### What the task requires
Filter the records below for the word "naszej". Copy each line that holds it.
━━━━━━━━
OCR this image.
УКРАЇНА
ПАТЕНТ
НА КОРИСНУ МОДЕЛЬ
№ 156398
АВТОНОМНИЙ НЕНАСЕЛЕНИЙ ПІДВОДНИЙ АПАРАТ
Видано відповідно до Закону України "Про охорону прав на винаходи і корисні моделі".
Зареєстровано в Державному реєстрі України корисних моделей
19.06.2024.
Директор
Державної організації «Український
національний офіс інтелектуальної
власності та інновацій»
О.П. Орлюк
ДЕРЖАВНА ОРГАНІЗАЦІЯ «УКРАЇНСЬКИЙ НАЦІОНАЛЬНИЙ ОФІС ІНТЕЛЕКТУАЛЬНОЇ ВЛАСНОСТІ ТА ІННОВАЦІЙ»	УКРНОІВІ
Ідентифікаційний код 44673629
━━━━━━━━
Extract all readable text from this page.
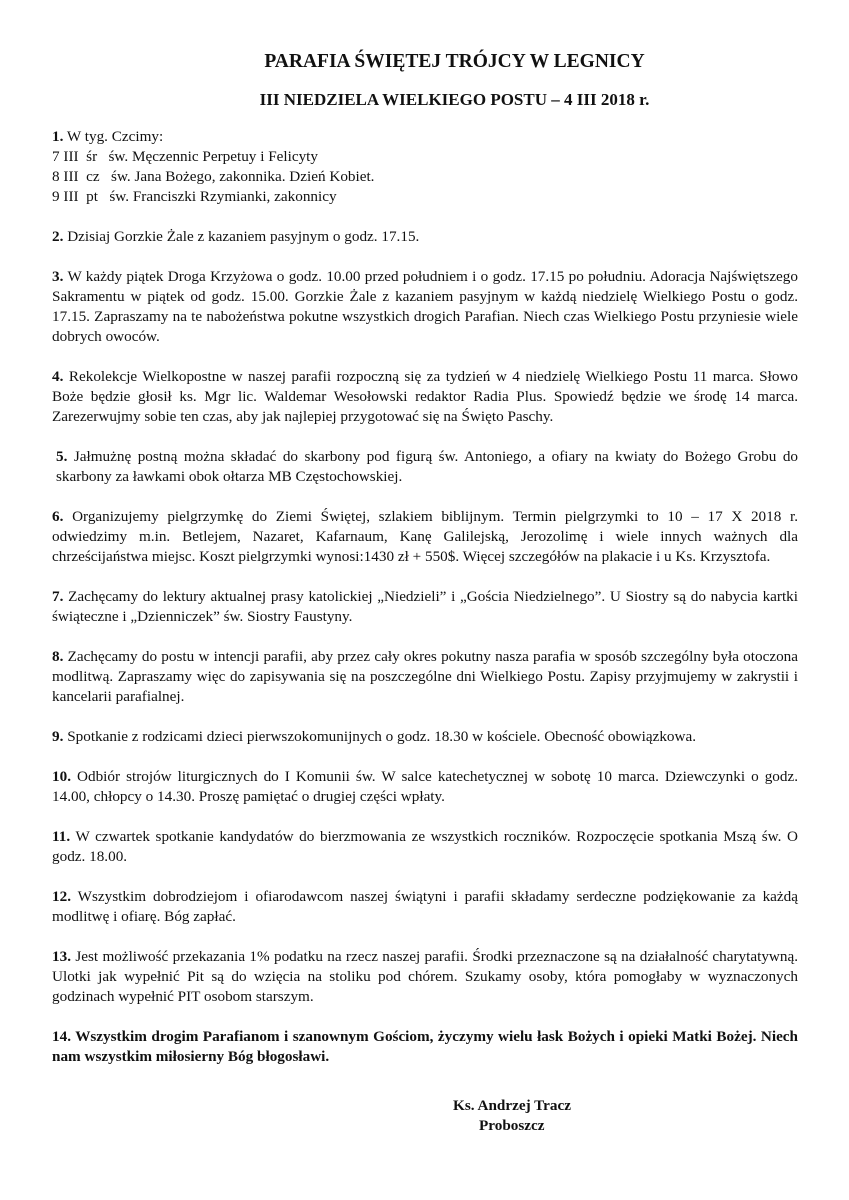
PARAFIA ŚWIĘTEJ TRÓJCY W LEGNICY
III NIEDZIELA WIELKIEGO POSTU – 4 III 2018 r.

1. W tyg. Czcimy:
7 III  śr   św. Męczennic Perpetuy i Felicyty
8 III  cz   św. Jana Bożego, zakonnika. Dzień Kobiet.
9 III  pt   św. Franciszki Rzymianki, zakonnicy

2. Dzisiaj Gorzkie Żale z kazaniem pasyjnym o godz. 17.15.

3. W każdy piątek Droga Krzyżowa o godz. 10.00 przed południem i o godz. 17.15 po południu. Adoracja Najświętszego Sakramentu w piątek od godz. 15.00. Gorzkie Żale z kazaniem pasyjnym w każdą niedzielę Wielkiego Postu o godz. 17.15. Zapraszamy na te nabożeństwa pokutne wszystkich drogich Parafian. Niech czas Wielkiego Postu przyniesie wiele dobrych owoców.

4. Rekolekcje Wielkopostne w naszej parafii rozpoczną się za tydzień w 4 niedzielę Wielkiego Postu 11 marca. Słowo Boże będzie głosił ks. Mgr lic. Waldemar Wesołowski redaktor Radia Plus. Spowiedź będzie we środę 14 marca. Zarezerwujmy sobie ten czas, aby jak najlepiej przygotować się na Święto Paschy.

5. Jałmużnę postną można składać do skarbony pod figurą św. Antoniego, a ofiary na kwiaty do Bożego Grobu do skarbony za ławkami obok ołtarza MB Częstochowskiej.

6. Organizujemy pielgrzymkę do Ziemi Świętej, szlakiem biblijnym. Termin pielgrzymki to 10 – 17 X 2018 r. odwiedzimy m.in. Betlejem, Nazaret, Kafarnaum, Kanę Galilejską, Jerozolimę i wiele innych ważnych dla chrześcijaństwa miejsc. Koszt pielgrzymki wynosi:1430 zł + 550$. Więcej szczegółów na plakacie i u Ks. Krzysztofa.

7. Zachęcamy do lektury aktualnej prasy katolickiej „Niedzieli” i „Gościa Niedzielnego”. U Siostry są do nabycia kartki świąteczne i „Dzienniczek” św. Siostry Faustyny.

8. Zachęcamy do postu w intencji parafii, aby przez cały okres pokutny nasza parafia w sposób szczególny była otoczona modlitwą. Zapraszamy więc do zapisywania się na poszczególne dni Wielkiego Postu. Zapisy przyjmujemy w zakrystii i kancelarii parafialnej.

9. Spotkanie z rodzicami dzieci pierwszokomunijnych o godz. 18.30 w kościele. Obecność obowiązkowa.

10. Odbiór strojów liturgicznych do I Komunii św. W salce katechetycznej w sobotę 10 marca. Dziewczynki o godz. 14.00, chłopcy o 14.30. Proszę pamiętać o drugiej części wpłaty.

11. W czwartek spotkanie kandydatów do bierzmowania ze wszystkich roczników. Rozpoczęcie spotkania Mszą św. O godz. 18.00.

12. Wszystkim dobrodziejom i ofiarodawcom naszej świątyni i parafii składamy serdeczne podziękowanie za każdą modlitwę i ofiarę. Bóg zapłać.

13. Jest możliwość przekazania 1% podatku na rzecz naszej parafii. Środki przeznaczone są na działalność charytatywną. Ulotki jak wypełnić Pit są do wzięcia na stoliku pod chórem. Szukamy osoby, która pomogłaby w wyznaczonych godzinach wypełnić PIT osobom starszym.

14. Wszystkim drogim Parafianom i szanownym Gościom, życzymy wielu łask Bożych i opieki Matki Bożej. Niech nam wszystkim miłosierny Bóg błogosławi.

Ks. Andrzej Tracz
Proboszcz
━━━━━━━━
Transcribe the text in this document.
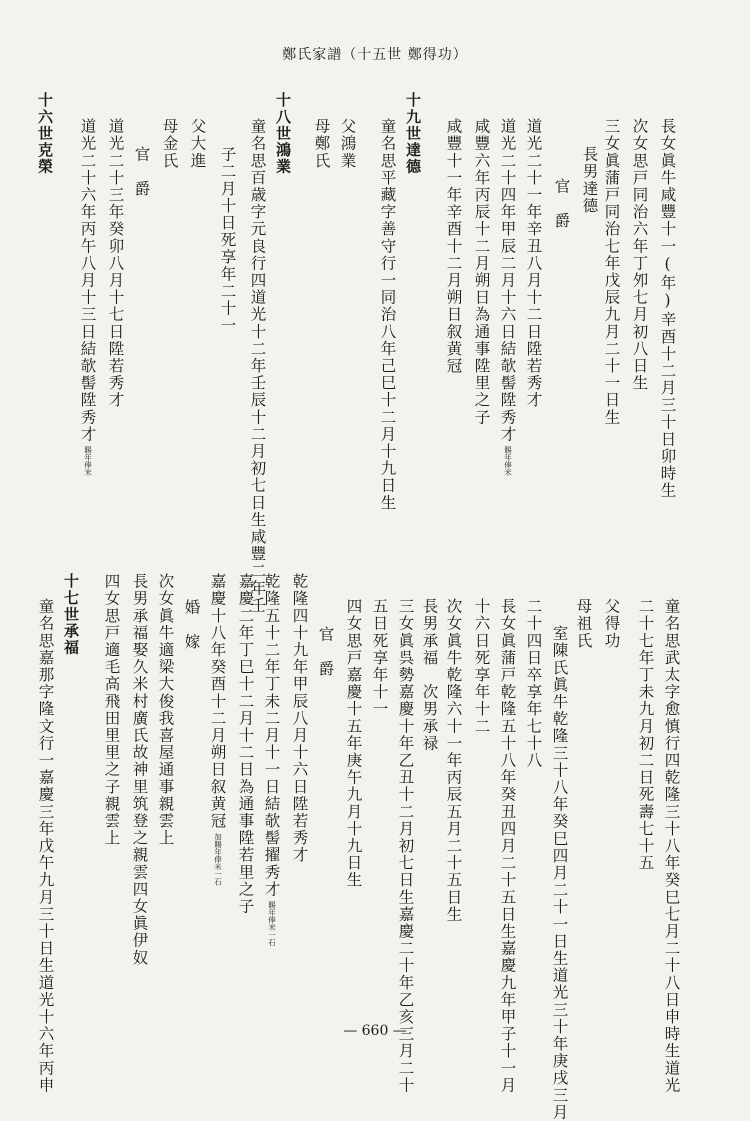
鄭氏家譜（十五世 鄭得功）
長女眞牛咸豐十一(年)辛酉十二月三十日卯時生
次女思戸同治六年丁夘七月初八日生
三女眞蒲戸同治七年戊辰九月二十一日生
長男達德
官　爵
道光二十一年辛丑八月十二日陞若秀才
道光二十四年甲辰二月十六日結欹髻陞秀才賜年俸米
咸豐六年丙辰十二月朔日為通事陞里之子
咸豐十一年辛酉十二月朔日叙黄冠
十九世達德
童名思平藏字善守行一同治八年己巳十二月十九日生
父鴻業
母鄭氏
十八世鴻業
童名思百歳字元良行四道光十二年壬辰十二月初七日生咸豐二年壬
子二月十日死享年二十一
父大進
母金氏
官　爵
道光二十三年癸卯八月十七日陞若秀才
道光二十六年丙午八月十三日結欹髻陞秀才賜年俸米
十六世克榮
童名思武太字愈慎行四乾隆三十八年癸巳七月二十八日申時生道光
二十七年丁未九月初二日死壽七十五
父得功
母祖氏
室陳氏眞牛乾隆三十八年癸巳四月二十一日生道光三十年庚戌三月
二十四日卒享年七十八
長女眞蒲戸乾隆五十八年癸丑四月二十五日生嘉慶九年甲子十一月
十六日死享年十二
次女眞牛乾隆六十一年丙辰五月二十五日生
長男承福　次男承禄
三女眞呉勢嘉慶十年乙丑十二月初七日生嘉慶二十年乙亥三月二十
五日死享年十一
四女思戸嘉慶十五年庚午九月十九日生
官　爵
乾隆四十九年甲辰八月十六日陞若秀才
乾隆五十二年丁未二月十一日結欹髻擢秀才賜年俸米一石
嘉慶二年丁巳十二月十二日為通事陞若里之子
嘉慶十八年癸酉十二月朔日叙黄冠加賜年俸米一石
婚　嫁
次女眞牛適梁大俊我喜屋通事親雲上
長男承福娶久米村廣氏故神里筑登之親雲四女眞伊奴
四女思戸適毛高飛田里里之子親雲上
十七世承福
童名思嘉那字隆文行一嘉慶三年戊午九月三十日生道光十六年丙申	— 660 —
━━━━━━━━
### Response to the task
4. Rekolekcje Wielkopostne w naszej parafii rozpoczną się za tydzień w 4 niedzielę Wielkiego Postu 11 marca. Słowo Boże będzie głosił ks. Mgr lic. Waldemar Wesołowski redaktor Radia Plus. Spowiedź będzie we środę 14 marca. Zarezerwujmy sobie ten czas, aby jak najlepiej przygotować się na Święto Paschy.
12. Wszystkim dobrodziejom i ofiarodawcom naszej świątyni i parafii składamy serdeczne podziękowanie za każdą modlitwę i ofiarę. Bóg zapłać.
13. Jest możliwość przekazania 1% podatku na rzecz naszej parafii. Środki przeznaczone są na działalność charytatywną. Ulotki jak wypełnić Pit są do wzięcia na stoliku pod chórem. Szukamy osoby, która pomogłaby w wyznaczonych godzinach wypełnić PIT osobom starszym.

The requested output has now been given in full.